_Exercise prompt_. Reproduce the listing below word for word, with no pictures.

[start]

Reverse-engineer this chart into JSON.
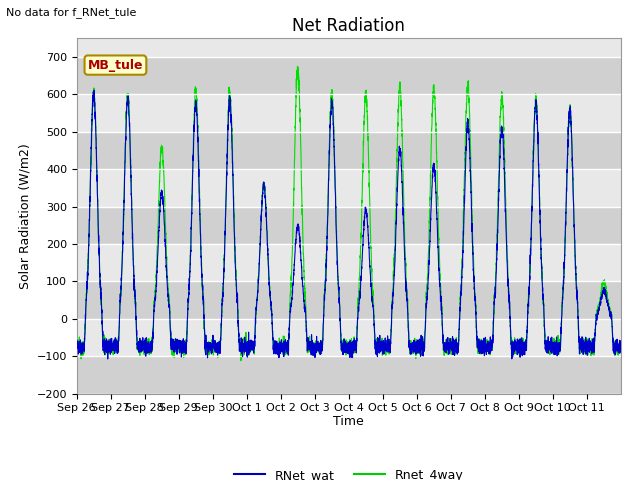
{
  "title": "Net Radiation",
  "top_left_text": "No data for f_RNet_tule",
  "ylabel": "Solar Radiation (W/m2)",
  "xlabel": "Time",
  "ylim": [
    -200,
    750
  ],
  "yticks": [
    -200,
    -100,
    0,
    100,
    200,
    300,
    400,
    500,
    600,
    700
  ],
  "xtick_labels": [
    "Sep 26",
    "Sep 27",
    "Sep 28",
    "Sep 29",
    "Sep 30",
    "Oct 1",
    "Oct 2",
    "Oct 3",
    "Oct 4",
    "Oct 5",
    "Oct 6",
    "Oct 7",
    "Oct 8",
    "Oct 9",
    "Oct 10",
    "Oct 11"
  ],
  "legend_labels": [
    "RNet_wat",
    "Rnet_4way"
  ],
  "line_color_blue": "#0000cc",
  "line_color_green": "#00dd00",
  "legend_colors": [
    "#0000bb",
    "#00cc00"
  ],
  "annotation_text": "MB_tule",
  "annotation_fgcolor": "#aa0000",
  "annotation_bgcolor": "#ffffcc",
  "annotation_edgecolor": "#aa8800",
  "fig_facecolor": "#ffffff",
  "plot_facecolor": "#e8e8e8",
  "grid_color": "#ffffff",
  "n_days": 16,
  "pts_per_day": 288,
  "night_base": -75,
  "night_noise": 10,
  "day_peaks_blue": [
    600,
    585,
    340,
    575,
    580,
    355,
    250,
    575,
    290,
    455,
    410,
    520,
    510,
    575,
    555,
    75
  ],
  "day_peaks_green": [
    610,
    600,
    460,
    610,
    600,
    365,
    670,
    600,
    600,
    620,
    615,
    625,
    595,
    585,
    555,
    100
  ],
  "figsize": [
    6.4,
    4.8
  ],
  "dpi": 100,
  "title_fontsize": 12,
  "label_fontsize": 9,
  "tick_fontsize": 8
}
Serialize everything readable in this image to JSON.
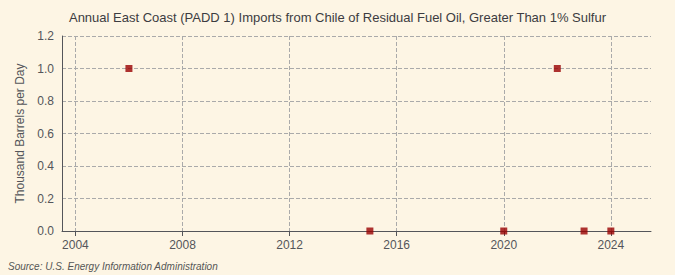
{
  "chart_data": {
    "type": "scatter",
    "title": "Annual East Coast (PADD 1) Imports from Chile of Residual Fuel Oil, Greater Than 1% Sulfur",
    "ylabel": "Thousand Barrels per Day",
    "annotation": "Source: U.S. Energy Information Administration",
    "x": [
      2006,
      2015,
      2020,
      2022,
      2023,
      2024
    ],
    "values": [
      1.0,
      0.0,
      0.0,
      1.0,
      0.0,
      0.0
    ],
    "color": "#990000",
    "marker": "square",
    "xlim": [
      2003.5,
      2025.5
    ],
    "xticks": [
      2004,
      2008,
      2012,
      2016,
      2020,
      2024
    ],
    "ylim": [
      0.0,
      1.2
    ],
    "yticks": [
      {
        "value": 0.0,
        "label": "0.0"
      },
      0.2,
      0.4,
      0.6,
      0.8,
      {
        "value": 1.0,
        "label": "1.0"
      },
      1.2
    ],
    "grid": true
  }
}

[end]

_Correct output_.
Reverse-engineer this chart into JSON.
{
  "title": "Net Radiation",
  "top_left_text": "No data for f_RNet_tule",
  "ylabel": "Solar Radiation (W/m2)",
  "xlabel": "Time",
  "ylim": [
    -200,
    750
  ],
  "yticks": [
    -200,
    -100,
    0,
    100,
    200,
    300,
    400,
    500,
    600,
    700
  ],
  "xtick_labels": [
    "Sep 26",
    "Sep 27",
    "Sep 28",
    "Sep 29",
    "Sep 30",
    "Oct 1",
    "Oct 2",
    "Oct 3",
    "Oct 4",
    "Oct 5",
    "Oct 6",
    "Oct 7",
    "Oct 8",
    "Oct 9",
    "Oct 10",
    "Oct 11"
  ],
  "legend_labels": [
    "RNet_wat",
    "Rnet_4way"
  ],
  "line_color_blue": "#0000cc",
  "line_color_green": "#00dd00",
  "legend_colors": [
    "#0000bb",
    "#00cc00"
  ],
  "annotation_text": "MB_tule",
  "annotation_fgcolor": "#aa0000",
  "annotation_bgcolor": "#ffffcc",
  "annotation_edgecolor": "#aa8800",
  "fig_facecolor": "#ffffff",
  "plot_facecolor": "#e8e8e8",
  "grid_color": "#ffffff",
  "n_days": 16,
  "pts_per_day": 288,
  "night_base": -75,
  "night_noise": 10,
  "day_peaks_blue": [
    600,
    585,
    340,
    575,
    580,
    355,
    250,
    575,
    290,
    455,
    410,
    520,
    510,
    575,
    555,
    75
  ],
  "day_peaks_green": [
    610,
    600,
    460,
    610,
    600,
    365,
    670,
    600,
    600,
    620,
    615,
    625,
    595,
    585,
    555,
    100
  ],
  "figsize": [
    6.4,
    4.8
  ],
  "dpi": 100,
  "title_fontsize": 12,
  "label_fontsize": 9,
  "tick_fontsize": 8
}
Serialize everything readable in this image to JSON.
{
  "chart_data": {
    "type": "scatter",
    "title": "Annual East Coast (PADD 1) Imports from Chile of Residual Fuel Oil, Greater Than 1% Sulfur",
    "ylabel": "Thousand Barrels per Day",
    "annotation": "Source: U.S. Energy Information Administration",
    "x": [
      2006,
      2015,
      2020,
      2022,
      2023,
      2024
    ],
    "values": [
      1.0,
      0.0,
      0.0,
      1.0,
      0.0,
      0.0
    ],
    "color": "#990000",
    "marker": "square",
    "xlim": [
      2003.5,
      2025.5
    ],
    "xticks": [
      2004,
      2008,
      2012,
      2016,
      2020,
      2024
    ],
    "ylim": [
      0.0,
      1.2
    ],
    "yticks": [
      {
        "value": 0.0,
        "label": "0.0"
      },
      0.2,
      0.4,
      0.6,
      0.8,
      {
        "value": 1.0,
        "label": "1.0"
      },
      1.2
    ],
    "grid": true
  }
}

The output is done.